>> begin

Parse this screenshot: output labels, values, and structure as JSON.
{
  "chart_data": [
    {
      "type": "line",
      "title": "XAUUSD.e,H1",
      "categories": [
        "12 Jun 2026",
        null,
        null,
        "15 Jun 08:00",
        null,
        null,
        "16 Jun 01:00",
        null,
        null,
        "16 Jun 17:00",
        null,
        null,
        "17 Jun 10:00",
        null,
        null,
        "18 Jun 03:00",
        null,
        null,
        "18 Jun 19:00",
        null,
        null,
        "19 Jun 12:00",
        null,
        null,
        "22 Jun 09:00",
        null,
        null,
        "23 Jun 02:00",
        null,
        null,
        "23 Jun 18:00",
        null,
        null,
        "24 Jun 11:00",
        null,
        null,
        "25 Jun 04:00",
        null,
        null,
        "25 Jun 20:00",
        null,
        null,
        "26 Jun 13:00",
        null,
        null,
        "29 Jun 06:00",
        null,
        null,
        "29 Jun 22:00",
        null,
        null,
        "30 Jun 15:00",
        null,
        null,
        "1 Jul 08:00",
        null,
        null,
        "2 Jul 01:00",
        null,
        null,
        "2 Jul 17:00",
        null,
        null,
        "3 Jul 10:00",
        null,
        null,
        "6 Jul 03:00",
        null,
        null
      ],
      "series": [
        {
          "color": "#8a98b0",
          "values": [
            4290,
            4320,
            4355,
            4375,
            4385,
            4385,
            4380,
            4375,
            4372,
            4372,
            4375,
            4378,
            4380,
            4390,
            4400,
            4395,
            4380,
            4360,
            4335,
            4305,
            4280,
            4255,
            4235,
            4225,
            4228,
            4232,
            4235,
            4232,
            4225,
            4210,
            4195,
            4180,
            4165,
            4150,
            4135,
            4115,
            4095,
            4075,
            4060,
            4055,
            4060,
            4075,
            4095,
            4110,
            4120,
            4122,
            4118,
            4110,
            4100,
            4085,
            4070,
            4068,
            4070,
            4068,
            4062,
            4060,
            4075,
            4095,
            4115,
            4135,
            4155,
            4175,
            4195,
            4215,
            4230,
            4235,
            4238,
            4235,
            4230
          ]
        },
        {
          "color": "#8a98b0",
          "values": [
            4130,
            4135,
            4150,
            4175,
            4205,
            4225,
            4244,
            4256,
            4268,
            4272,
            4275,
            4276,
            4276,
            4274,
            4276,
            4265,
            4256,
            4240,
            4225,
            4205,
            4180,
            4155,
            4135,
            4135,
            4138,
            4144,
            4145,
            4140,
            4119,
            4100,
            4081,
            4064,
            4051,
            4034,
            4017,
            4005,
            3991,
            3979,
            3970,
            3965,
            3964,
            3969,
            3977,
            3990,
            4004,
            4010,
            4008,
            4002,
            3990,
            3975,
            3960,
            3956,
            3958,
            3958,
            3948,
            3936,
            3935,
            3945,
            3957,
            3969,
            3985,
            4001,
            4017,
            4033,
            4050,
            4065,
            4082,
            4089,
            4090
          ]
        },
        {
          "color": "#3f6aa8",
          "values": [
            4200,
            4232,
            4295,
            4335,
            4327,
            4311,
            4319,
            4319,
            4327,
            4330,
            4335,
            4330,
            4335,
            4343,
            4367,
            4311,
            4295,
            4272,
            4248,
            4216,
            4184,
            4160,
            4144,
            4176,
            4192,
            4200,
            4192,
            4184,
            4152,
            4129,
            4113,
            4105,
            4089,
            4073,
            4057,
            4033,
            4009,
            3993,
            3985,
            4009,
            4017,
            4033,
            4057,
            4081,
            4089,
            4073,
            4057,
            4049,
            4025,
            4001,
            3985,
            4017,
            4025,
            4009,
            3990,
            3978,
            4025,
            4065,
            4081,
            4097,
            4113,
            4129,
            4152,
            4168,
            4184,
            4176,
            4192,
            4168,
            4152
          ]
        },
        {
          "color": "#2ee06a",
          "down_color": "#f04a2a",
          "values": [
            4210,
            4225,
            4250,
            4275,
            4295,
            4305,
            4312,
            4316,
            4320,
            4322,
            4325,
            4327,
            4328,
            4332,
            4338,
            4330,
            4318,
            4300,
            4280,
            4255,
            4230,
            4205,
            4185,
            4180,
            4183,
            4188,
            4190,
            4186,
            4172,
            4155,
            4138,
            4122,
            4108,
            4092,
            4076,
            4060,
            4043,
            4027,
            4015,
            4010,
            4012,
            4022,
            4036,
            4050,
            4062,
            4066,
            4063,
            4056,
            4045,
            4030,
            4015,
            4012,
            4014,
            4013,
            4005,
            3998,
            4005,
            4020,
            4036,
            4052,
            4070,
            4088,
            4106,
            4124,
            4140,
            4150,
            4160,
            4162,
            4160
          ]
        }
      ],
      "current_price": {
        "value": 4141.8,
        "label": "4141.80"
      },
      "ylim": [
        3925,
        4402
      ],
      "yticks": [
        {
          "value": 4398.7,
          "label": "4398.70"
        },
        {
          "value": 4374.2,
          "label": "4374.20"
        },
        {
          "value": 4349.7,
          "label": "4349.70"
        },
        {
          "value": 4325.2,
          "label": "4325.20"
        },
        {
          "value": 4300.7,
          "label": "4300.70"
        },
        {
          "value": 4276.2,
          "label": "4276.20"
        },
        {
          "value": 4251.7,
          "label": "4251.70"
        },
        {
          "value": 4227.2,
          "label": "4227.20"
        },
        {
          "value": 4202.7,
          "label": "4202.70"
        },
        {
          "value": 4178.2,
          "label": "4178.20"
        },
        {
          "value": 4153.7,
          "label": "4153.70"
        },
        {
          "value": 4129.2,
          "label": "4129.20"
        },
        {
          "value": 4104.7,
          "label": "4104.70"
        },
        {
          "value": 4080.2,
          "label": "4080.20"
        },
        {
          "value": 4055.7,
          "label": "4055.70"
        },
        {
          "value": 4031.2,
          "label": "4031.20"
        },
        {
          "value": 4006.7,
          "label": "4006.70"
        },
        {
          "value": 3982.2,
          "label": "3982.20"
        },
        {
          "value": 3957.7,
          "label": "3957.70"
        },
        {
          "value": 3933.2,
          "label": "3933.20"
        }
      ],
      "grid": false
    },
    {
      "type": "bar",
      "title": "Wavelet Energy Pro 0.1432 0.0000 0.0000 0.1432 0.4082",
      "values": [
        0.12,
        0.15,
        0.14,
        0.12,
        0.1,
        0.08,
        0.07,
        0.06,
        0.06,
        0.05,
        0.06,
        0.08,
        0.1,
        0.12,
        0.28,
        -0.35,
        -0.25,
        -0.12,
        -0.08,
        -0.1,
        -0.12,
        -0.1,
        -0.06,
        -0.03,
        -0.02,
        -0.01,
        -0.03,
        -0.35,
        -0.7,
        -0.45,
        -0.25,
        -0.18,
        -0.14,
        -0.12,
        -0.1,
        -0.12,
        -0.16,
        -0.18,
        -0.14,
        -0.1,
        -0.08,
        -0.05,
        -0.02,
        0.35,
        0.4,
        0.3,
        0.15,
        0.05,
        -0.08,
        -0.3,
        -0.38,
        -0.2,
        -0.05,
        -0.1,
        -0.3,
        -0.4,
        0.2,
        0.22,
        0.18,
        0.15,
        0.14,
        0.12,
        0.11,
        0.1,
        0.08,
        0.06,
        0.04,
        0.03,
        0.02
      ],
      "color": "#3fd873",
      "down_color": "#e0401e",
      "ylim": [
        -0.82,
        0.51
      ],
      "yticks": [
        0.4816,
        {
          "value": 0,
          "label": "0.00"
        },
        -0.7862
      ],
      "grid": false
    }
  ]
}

>> end

REQUIREMENTS. Where a line contains the string "title", extract that line.

EXERCISE ANSWER.
      "title": "XAUUSD.e,H1",
      "title": "Wavelet Energy Pro 0.1432 0.0000 0.0000 0.1432 0.4082",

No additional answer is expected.